Starting at the line that contains "Enumerate this chart's", copy each line through the end of the listing below. Include both ends and output nothing more.

⁂

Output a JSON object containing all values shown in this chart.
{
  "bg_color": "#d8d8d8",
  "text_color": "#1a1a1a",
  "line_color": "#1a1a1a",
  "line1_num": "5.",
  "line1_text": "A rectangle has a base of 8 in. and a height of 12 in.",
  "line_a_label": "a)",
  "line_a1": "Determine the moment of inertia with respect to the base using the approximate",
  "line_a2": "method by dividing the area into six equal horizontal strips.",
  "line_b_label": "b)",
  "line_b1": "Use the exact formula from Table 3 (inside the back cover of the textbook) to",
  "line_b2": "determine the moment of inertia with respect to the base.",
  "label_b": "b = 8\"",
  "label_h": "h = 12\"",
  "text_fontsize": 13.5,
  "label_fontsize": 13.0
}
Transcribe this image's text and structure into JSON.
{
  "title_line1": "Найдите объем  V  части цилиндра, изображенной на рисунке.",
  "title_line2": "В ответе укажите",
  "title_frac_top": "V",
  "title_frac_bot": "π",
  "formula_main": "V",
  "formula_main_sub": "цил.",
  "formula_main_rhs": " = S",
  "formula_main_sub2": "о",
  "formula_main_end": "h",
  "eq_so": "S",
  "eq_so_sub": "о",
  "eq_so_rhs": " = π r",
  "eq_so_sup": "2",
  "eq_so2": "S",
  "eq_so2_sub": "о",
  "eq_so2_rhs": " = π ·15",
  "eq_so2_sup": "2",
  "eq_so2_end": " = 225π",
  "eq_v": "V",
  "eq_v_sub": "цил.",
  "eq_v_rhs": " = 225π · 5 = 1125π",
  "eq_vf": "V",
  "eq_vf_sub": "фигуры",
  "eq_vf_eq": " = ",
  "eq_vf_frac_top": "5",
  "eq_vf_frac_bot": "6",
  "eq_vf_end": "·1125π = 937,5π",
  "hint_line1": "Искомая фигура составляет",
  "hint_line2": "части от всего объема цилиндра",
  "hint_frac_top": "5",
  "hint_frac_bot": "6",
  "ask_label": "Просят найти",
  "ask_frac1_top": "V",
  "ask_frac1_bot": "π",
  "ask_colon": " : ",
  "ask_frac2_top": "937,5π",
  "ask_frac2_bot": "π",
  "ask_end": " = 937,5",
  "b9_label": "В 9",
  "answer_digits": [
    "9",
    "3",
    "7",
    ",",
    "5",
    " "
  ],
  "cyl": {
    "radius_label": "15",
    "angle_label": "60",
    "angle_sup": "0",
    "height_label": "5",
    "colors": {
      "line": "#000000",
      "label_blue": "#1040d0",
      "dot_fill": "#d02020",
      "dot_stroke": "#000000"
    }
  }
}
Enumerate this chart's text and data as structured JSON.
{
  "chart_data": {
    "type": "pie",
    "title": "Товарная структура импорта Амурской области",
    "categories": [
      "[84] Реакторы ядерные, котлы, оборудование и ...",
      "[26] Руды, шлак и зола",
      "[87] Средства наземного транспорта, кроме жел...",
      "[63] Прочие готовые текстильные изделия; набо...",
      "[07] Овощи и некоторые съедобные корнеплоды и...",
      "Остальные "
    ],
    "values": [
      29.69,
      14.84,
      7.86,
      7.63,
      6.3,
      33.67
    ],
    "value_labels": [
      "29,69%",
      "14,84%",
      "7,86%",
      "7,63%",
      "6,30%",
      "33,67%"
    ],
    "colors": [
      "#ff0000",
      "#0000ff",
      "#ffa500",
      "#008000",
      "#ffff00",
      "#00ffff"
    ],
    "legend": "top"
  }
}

⁂

Completed exercise |
Enumerate this chart's text and data as structured JSON.
{
  "chart_data": {
    "type": "pie",
    "title": "Товарная структура импорта Амурской области",
    "categories": [
      "[84] Реакторы ядерные, котлы, оборудование и ...",
      "[26] Руды, шлак и зола",
      "[87] Средства наземного транспорта, кроме жел...",
      "[63] Прочие готовые текстильные изделия; набо...",
      "[07] Овощи и некоторые съедобные корнеплоды и...",
      "Остальные "
    ],
    "values": [
      29.69,
      14.84,
      7.86,
      7.63,
      6.3,
      33.67
    ],
    "value_labels": [
      "29,69%",
      "14,84%",
      "7,86%",
      "7,63%",
      "6,30%",
      "33,67%"
    ],
    "colors": [
      "#ff0000",
      "#0000ff",
      "#ffa500",
      "#008000",
      "#ffff00",
      "#00ffff"
    ],
    "legend": "top"
  }
}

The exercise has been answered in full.